**Brief**
Determine how many lines contain the string "áreas". Reply with that figure and nothing else.

[Start of Extracted records]

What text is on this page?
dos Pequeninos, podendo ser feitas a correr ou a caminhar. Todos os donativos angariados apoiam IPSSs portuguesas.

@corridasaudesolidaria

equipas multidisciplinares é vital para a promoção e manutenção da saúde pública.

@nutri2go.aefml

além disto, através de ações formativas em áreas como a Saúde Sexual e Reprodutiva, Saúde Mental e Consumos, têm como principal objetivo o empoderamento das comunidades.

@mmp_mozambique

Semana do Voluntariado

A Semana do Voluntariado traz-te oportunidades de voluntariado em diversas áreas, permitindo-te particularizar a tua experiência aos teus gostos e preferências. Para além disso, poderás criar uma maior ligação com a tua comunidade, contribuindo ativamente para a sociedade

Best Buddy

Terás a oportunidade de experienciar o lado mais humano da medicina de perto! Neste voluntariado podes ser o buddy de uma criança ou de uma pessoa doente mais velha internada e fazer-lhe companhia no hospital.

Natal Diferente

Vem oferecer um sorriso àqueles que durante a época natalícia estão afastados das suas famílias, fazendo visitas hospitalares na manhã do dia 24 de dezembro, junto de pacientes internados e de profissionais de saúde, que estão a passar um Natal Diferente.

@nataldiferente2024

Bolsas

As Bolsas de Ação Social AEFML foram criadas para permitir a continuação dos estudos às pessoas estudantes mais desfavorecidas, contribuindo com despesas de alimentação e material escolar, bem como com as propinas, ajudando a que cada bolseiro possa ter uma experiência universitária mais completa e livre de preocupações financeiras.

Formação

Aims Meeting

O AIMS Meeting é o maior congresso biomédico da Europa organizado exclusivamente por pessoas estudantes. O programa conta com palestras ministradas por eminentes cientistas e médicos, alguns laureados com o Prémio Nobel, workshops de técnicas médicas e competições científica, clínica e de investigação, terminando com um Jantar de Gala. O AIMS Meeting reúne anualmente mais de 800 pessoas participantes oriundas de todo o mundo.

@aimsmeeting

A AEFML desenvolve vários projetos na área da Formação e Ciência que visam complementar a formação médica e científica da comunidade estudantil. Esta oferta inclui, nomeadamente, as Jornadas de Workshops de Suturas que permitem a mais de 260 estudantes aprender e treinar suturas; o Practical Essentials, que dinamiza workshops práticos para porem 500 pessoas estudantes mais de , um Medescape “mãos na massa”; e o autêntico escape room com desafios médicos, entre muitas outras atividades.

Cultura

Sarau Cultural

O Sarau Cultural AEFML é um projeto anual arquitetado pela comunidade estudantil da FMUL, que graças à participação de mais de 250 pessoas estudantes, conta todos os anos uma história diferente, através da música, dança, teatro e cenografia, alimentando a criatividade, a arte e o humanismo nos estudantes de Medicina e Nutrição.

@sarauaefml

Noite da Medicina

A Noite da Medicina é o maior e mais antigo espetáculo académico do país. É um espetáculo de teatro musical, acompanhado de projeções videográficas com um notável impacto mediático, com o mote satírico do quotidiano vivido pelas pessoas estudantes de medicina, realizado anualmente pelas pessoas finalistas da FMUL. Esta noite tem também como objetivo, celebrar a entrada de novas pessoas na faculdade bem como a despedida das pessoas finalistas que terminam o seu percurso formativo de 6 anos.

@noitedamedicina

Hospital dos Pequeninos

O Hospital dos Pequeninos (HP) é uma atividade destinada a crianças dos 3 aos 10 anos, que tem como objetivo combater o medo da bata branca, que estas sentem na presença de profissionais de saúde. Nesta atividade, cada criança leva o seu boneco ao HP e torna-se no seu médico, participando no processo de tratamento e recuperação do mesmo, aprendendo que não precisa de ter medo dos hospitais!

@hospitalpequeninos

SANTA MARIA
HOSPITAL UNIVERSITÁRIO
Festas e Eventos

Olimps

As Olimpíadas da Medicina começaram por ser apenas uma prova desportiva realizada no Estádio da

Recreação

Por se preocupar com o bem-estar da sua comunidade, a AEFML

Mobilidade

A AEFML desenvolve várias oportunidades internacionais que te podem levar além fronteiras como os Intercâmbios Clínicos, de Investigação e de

[End of Extracted records]
[Start of Extracted records]

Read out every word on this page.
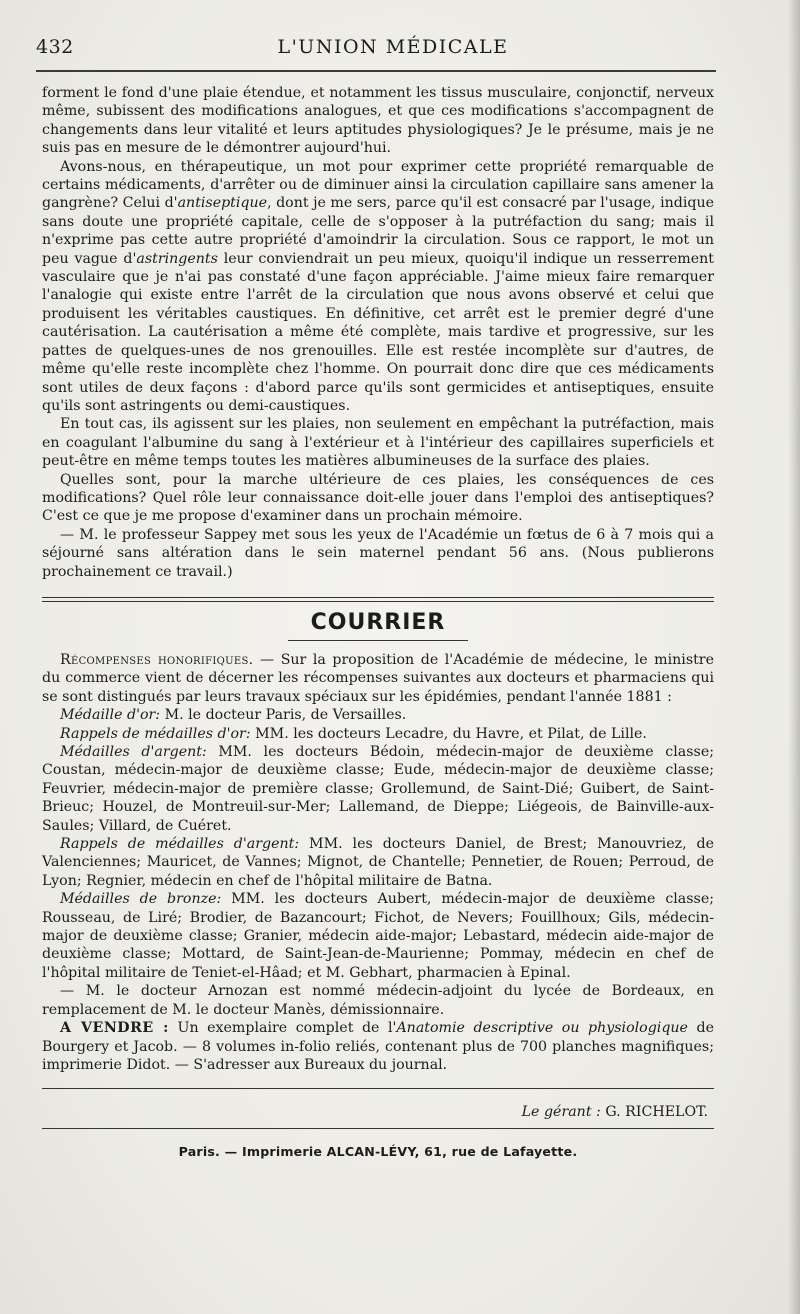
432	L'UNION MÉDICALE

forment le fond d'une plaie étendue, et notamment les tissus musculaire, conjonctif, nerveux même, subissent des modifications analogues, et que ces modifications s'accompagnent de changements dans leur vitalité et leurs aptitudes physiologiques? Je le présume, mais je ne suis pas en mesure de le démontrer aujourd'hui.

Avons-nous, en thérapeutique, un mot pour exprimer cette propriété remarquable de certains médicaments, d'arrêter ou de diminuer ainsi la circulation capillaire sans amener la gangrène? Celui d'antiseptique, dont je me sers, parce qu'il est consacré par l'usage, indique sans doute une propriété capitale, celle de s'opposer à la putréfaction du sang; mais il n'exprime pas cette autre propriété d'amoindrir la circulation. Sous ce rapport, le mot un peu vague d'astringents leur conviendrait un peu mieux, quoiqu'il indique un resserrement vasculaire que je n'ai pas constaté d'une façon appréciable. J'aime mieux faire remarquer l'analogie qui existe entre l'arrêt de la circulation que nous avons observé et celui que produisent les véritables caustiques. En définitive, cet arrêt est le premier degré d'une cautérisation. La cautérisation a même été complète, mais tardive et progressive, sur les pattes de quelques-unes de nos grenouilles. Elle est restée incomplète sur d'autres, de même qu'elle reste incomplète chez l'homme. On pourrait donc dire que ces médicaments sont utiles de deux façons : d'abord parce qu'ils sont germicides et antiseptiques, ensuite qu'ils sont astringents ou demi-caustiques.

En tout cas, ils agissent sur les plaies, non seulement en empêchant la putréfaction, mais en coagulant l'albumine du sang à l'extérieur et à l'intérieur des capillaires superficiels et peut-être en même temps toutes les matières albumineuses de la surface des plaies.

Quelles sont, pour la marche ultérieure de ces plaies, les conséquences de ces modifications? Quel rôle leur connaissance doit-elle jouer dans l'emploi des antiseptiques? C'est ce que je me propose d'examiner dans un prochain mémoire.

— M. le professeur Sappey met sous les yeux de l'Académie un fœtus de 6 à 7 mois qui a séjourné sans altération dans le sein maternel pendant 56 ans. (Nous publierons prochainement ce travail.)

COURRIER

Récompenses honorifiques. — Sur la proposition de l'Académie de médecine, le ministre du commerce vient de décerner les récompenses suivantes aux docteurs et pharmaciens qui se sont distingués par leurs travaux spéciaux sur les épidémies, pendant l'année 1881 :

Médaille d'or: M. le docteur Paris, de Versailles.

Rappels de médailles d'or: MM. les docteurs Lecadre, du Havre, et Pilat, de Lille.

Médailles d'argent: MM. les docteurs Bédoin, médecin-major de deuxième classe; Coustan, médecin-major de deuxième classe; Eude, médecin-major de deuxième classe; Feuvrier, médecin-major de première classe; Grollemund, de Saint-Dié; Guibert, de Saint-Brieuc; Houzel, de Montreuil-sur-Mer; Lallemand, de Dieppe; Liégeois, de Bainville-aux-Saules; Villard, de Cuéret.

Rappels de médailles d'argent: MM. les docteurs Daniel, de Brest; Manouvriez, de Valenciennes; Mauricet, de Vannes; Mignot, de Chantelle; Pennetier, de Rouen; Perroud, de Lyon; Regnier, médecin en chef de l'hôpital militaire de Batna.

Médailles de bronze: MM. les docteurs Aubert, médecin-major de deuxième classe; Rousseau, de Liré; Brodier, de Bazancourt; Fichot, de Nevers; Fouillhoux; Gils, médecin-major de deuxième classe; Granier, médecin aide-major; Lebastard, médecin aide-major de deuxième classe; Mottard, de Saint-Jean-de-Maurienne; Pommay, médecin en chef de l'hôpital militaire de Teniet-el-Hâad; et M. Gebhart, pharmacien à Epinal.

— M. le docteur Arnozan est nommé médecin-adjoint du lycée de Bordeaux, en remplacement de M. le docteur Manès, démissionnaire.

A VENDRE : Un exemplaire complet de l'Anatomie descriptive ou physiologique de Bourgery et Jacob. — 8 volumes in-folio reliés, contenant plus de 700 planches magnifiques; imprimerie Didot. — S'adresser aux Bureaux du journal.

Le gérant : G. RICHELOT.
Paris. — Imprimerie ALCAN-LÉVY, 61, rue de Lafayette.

[End of Extracted records]

**Exercise response**
2